• WRITTEN EXERCISE:
Pictures stay out of your copy, but everything else in the records below must be repeated exactly.

• DATA FOR THIS EXERCISE:
------------------------------------------------------------
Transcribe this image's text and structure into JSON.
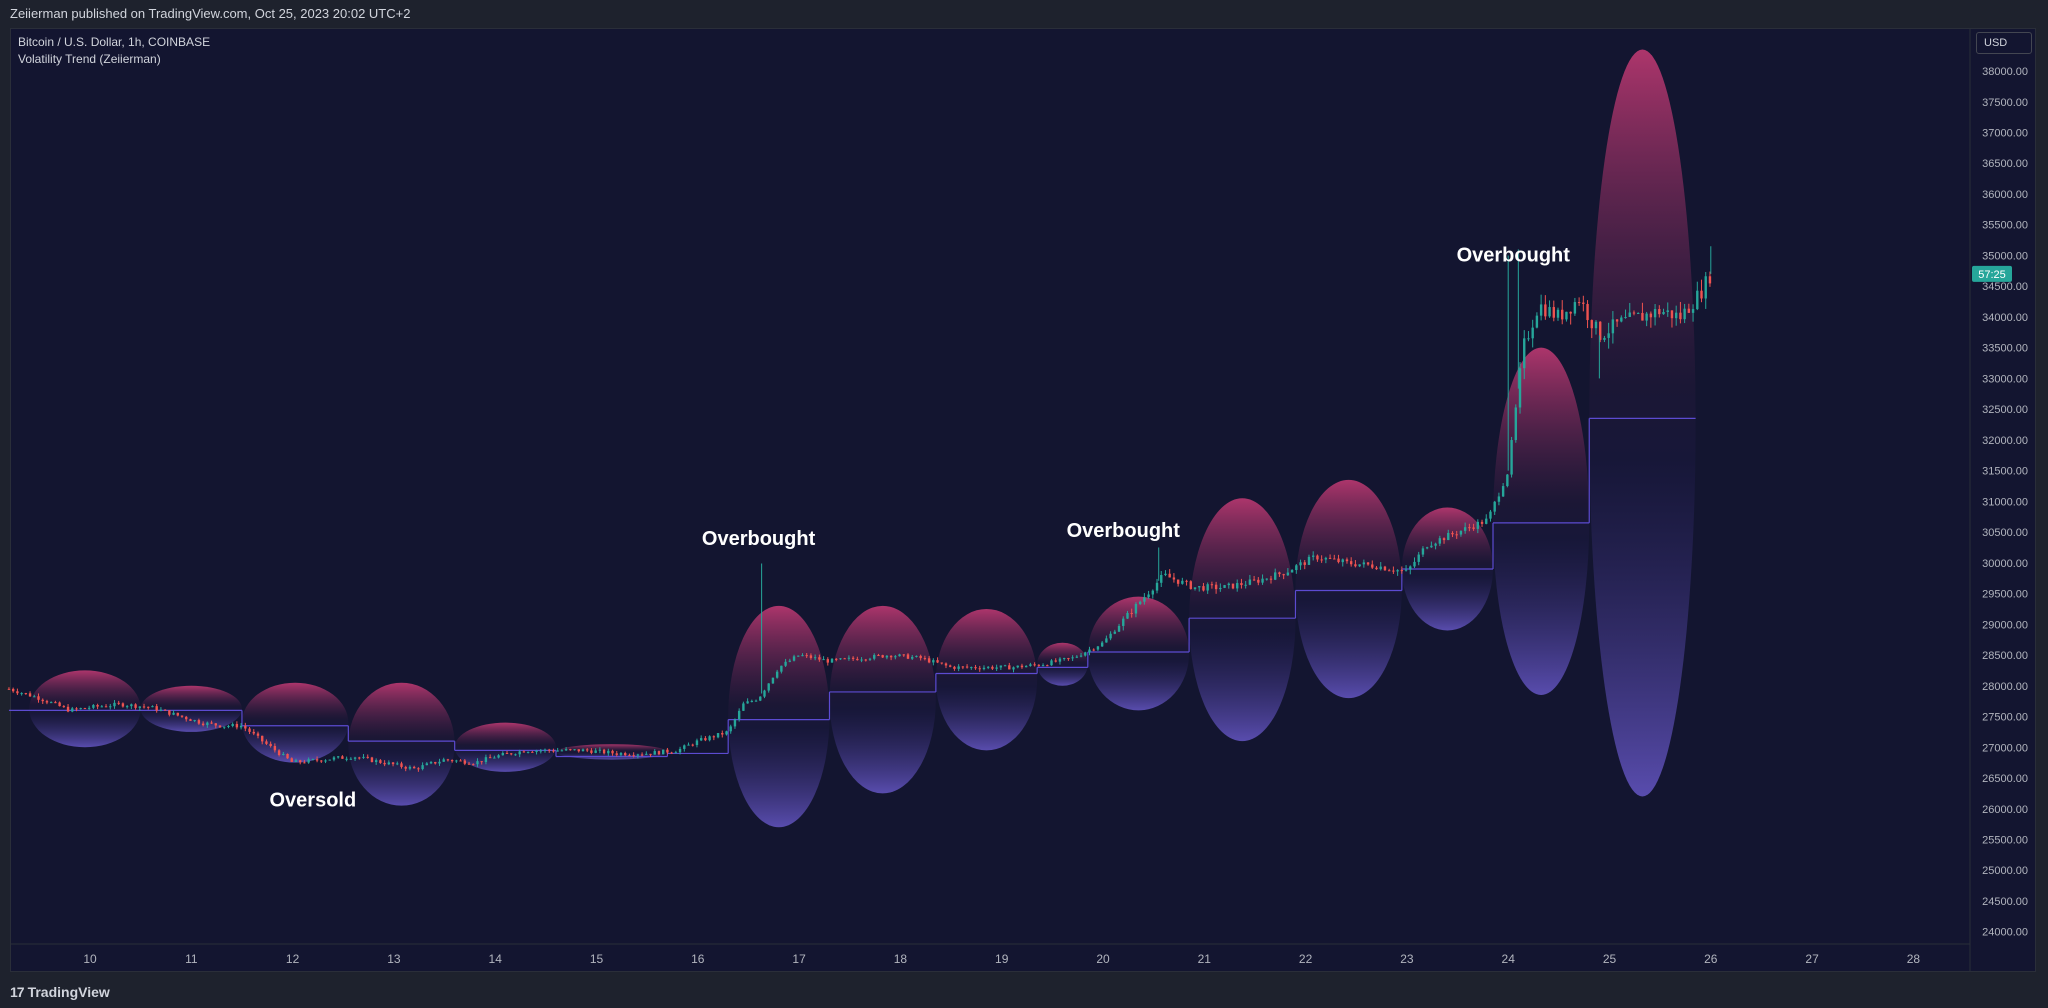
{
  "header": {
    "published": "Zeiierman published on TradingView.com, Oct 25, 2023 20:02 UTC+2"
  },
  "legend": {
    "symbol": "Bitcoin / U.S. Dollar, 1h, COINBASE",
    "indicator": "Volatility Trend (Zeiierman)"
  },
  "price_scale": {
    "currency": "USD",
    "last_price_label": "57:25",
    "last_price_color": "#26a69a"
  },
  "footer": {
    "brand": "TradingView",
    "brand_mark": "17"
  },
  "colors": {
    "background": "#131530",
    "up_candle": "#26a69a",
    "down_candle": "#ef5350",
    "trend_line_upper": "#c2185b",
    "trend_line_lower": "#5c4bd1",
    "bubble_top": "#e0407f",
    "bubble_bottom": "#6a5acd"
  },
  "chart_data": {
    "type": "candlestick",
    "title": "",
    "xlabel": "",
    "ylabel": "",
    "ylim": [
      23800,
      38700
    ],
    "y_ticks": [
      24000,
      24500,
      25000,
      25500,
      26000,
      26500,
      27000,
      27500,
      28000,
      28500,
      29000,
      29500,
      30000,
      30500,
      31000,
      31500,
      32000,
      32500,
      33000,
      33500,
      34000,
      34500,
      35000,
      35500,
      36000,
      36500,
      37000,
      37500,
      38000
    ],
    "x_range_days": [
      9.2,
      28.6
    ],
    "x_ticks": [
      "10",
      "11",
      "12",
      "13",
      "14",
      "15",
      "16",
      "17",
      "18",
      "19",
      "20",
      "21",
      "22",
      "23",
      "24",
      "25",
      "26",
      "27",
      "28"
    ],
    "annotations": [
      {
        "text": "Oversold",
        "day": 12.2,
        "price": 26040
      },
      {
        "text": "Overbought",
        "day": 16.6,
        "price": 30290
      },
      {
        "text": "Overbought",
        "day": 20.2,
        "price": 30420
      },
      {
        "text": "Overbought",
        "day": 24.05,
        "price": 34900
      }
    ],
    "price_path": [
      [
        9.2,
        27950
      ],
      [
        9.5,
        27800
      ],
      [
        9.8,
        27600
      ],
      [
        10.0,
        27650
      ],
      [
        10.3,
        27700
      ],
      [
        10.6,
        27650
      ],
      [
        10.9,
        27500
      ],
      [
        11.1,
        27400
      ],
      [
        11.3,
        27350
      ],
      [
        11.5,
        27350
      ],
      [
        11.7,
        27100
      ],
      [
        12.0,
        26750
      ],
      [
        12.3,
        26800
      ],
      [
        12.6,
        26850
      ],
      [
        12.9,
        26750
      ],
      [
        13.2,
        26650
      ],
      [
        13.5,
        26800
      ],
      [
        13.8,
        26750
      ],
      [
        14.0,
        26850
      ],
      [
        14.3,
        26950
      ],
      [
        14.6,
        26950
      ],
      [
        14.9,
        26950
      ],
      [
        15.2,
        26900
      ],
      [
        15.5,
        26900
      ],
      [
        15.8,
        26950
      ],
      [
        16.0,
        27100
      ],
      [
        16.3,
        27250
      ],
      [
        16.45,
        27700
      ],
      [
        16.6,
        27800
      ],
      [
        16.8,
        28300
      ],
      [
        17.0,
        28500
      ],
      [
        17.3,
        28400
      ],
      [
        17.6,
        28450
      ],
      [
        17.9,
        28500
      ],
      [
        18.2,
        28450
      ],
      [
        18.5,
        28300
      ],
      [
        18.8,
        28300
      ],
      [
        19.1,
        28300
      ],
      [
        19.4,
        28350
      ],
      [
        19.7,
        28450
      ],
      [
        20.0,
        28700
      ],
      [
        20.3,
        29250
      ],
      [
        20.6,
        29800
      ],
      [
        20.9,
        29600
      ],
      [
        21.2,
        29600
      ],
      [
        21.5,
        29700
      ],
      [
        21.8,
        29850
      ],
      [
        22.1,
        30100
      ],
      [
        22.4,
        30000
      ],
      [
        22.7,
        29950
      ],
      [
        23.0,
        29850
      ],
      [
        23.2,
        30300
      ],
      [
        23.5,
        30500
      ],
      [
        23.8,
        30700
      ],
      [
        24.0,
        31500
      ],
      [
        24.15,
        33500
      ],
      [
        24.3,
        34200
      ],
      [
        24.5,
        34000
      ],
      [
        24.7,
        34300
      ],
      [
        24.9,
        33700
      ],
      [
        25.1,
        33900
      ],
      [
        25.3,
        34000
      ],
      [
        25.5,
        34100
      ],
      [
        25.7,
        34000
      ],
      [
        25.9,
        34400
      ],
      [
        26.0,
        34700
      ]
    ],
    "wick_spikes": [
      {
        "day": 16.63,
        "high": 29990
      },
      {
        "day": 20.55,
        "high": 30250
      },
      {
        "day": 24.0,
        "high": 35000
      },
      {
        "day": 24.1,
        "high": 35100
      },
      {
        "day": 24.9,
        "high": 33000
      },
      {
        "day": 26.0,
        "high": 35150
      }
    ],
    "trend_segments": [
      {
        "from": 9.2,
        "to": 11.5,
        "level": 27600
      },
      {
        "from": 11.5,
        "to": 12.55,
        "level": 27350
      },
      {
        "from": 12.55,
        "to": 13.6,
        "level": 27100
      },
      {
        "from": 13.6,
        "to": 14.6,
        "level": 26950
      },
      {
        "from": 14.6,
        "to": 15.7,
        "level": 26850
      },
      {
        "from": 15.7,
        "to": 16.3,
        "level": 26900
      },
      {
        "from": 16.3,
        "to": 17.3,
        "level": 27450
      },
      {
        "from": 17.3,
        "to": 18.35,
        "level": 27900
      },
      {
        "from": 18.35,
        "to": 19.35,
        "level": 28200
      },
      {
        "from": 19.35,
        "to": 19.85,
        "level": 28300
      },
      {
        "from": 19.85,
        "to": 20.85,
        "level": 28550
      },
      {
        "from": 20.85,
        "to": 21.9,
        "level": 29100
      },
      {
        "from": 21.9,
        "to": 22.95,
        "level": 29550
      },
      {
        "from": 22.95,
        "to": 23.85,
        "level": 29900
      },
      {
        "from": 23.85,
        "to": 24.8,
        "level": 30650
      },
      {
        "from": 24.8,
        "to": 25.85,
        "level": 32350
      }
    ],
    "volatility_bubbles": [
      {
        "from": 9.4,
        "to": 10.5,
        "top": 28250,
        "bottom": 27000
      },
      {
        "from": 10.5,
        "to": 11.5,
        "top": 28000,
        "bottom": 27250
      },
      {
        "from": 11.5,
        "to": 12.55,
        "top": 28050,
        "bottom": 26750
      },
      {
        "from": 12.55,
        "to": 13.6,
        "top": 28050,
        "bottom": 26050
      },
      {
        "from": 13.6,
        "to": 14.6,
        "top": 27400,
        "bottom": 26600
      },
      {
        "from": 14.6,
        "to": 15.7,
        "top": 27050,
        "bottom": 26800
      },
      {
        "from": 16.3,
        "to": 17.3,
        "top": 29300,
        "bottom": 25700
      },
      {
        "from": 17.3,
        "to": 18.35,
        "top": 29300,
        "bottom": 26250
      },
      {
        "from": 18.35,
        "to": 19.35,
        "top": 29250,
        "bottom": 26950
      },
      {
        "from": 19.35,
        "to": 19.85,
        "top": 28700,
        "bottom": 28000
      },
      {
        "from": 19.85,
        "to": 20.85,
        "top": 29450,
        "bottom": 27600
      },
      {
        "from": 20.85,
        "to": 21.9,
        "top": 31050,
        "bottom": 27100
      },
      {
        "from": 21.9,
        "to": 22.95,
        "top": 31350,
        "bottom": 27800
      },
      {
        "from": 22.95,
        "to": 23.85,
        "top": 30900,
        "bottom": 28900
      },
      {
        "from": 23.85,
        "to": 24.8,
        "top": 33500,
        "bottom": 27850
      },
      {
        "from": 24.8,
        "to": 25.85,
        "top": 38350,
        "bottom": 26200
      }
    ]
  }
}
------------------------------------------------------------
• RESPONSE:
Transcribe this image's text and structure into JSON.
{
  "header": {
    "published": "Zeiierman published on TradingView.com, Oct 25, 2023 20:02 UTC+2"
  },
  "legend": {
    "symbol": "Bitcoin / U.S. Dollar, 1h, COINBASE",
    "indicator": "Volatility Trend (Zeiierman)"
  },
  "price_scale": {
    "currency": "USD",
    "last_price_label": "57:25",
    "last_price_color": "#26a69a"
  },
  "footer": {
    "brand": "TradingView",
    "brand_mark": "17"
  },
  "colors": {
    "background": "#131530",
    "up_candle": "#26a69a",
    "down_candle": "#ef5350",
    "trend_line_upper": "#c2185b",
    "trend_line_lower": "#5c4bd1",
    "bubble_top": "#e0407f",
    "bubble_bottom": "#6a5acd"
  },
  "chart_data": {
    "type": "candlestick",
    "title": "",
    "xlabel": "",
    "ylabel": "",
    "ylim": [
      23800,
      38700
    ],
    "y_ticks": [
      24000,
      24500,
      25000,
      25500,
      26000,
      26500,
      27000,
      27500,
      28000,
      28500,
      29000,
      29500,
      30000,
      30500,
      31000,
      31500,
      32000,
      32500,
      33000,
      33500,
      34000,
      34500,
      35000,
      35500,
      36000,
      36500,
      37000,
      37500,
      38000
    ],
    "x_range_days": [
      9.2,
      28.6
    ],
    "x_ticks": [
      "10",
      "11",
      "12",
      "13",
      "14",
      "15",
      "16",
      "17",
      "18",
      "19",
      "20",
      "21",
      "22",
      "23",
      "24",
      "25",
      "26",
      "27",
      "28"
    ],
    "annotations": [
      {
        "text": "Oversold",
        "day": 12.2,
        "price": 26040
      },
      {
        "text": "Overbought",
        "day": 16.6,
        "price": 30290
      },
      {
        "text": "Overbought",
        "day": 20.2,
        "price": 30420
      },
      {
        "text": "Overbought",
        "day": 24.05,
        "price": 34900
      }
    ],
    "price_path": [
      [
        9.2,
        27950
      ],
      [
        9.5,
        27800
      ],
      [
        9.8,
        27600
      ],
      [
        10.0,
        27650
      ],
      [
        10.3,
        27700
      ],
      [
        10.6,
        27650
      ],
      [
        10.9,
        27500
      ],
      [
        11.1,
        27400
      ],
      [
        11.3,
        27350
      ],
      [
        11.5,
        27350
      ],
      [
        11.7,
        27100
      ],
      [
        12.0,
        26750
      ],
      [
        12.3,
        26800
      ],
      [
        12.6,
        26850
      ],
      [
        12.9,
        26750
      ],
      [
        13.2,
        26650
      ],
      [
        13.5,
        26800
      ],
      [
        13.8,
        26750
      ],
      [
        14.0,
        26850
      ],
      [
        14.3,
        26950
      ],
      [
        14.6,
        26950
      ],
      [
        14.9,
        26950
      ],
      [
        15.2,
        26900
      ],
      [
        15.5,
        26900
      ],
      [
        15.8,
        26950
      ],
      [
        16.0,
        27100
      ],
      [
        16.3,
        27250
      ],
      [
        16.45,
        27700
      ],
      [
        16.6,
        27800
      ],
      [
        16.8,
        28300
      ],
      [
        17.0,
        28500
      ],
      [
        17.3,
        28400
      ],
      [
        17.6,
        28450
      ],
      [
        17.9,
        28500
      ],
      [
        18.2,
        28450
      ],
      [
        18.5,
        28300
      ],
      [
        18.8,
        28300
      ],
      [
        19.1,
        28300
      ],
      [
        19.4,
        28350
      ],
      [
        19.7,
        28450
      ],
      [
        20.0,
        28700
      ],
      [
        20.3,
        29250
      ],
      [
        20.6,
        29800
      ],
      [
        20.9,
        29600
      ],
      [
        21.2,
        29600
      ],
      [
        21.5,
        29700
      ],
      [
        21.8,
        29850
      ],
      [
        22.1,
        30100
      ],
      [
        22.4,
        30000
      ],
      [
        22.7,
        29950
      ],
      [
        23.0,
        29850
      ],
      [
        23.2,
        30300
      ],
      [
        23.5,
        30500
      ],
      [
        23.8,
        30700
      ],
      [
        24.0,
        31500
      ],
      [
        24.15,
        33500
      ],
      [
        24.3,
        34200
      ],
      [
        24.5,
        34000
      ],
      [
        24.7,
        34300
      ],
      [
        24.9,
        33700
      ],
      [
        25.1,
        33900
      ],
      [
        25.3,
        34000
      ],
      [
        25.5,
        34100
      ],
      [
        25.7,
        34000
      ],
      [
        25.9,
        34400
      ],
      [
        26.0,
        34700
      ]
    ],
    "wick_spikes": [
      {
        "day": 16.63,
        "high": 29990
      },
      {
        "day": 20.55,
        "high": 30250
      },
      {
        "day": 24.0,
        "high": 35000
      },
      {
        "day": 24.1,
        "high": 35100
      },
      {
        "day": 24.9,
        "high": 33000
      },
      {
        "day": 26.0,
        "high": 35150
      }
    ],
    "trend_segments": [
      {
        "from": 9.2,
        "to": 11.5,
        "level": 27600
      },
      {
        "from": 11.5,
        "to": 12.55,
        "level": 27350
      },
      {
        "from": 12.55,
        "to": 13.6,
        "level": 27100
      },
      {
        "from": 13.6,
        "to": 14.6,
        "level": 26950
      },
      {
        "from": 14.6,
        "to": 15.7,
        "level": 26850
      },
      {
        "from": 15.7,
        "to": 16.3,
        "level": 26900
      },
      {
        "from": 16.3,
        "to": 17.3,
        "level": 27450
      },
      {
        "from": 17.3,
        "to": 18.35,
        "level": 27900
      },
      {
        "from": 18.35,
        "to": 19.35,
        "level": 28200
      },
      {
        "from": 19.35,
        "to": 19.85,
        "level": 28300
      },
      {
        "from": 19.85,
        "to": 20.85,
        "level": 28550
      },
      {
        "from": 20.85,
        "to": 21.9,
        "level": 29100
      },
      {
        "from": 21.9,
        "to": 22.95,
        "level": 29550
      },
      {
        "from": 22.95,
        "to": 23.85,
        "level": 29900
      },
      {
        "from": 23.85,
        "to": 24.8,
        "level": 30650
      },
      {
        "from": 24.8,
        "to": 25.85,
        "level": 32350
      }
    ],
    "volatility_bubbles": [
      {
        "from": 9.4,
        "to": 10.5,
        "top": 28250,
        "bottom": 27000
      },
      {
        "from": 10.5,
        "to": 11.5,
        "top": 28000,
        "bottom": 27250
      },
      {
        "from": 11.5,
        "to": 12.55,
        "top": 28050,
        "bottom": 26750
      },
      {
        "from": 12.55,
        "to": 13.6,
        "top": 28050,
        "bottom": 26050
      },
      {
        "from": 13.6,
        "to": 14.6,
        "top": 27400,
        "bottom": 26600
      },
      {
        "from": 14.6,
        "to": 15.7,
        "top": 27050,
        "bottom": 26800
      },
      {
        "from": 16.3,
        "to": 17.3,
        "top": 29300,
        "bottom": 25700
      },
      {
        "from": 17.3,
        "to": 18.35,
        "top": 29300,
        "bottom": 26250
      },
      {
        "from": 18.35,
        "to": 19.35,
        "top": 29250,
        "bottom": 26950
      },
      {
        "from": 19.35,
        "to": 19.85,
        "top": 28700,
        "bottom": 28000
      },
      {
        "from": 19.85,
        "to": 20.85,
        "top": 29450,
        "bottom": 27600
      },
      {
        "from": 20.85,
        "to": 21.9,
        "top": 31050,
        "bottom": 27100
      },
      {
        "from": 21.9,
        "to": 22.95,
        "top": 31350,
        "bottom": 27800
      },
      {
        "from": 22.95,
        "to": 23.85,
        "top": 30900,
        "bottom": 28900
      },
      {
        "from": 23.85,
        "to": 24.8,
        "top": 33500,
        "bottom": 27850
      },
      {
        "from": 24.8,
        "to": 25.85,
        "top": 38350,
        "bottom": 26200
      }
    ]
  }
}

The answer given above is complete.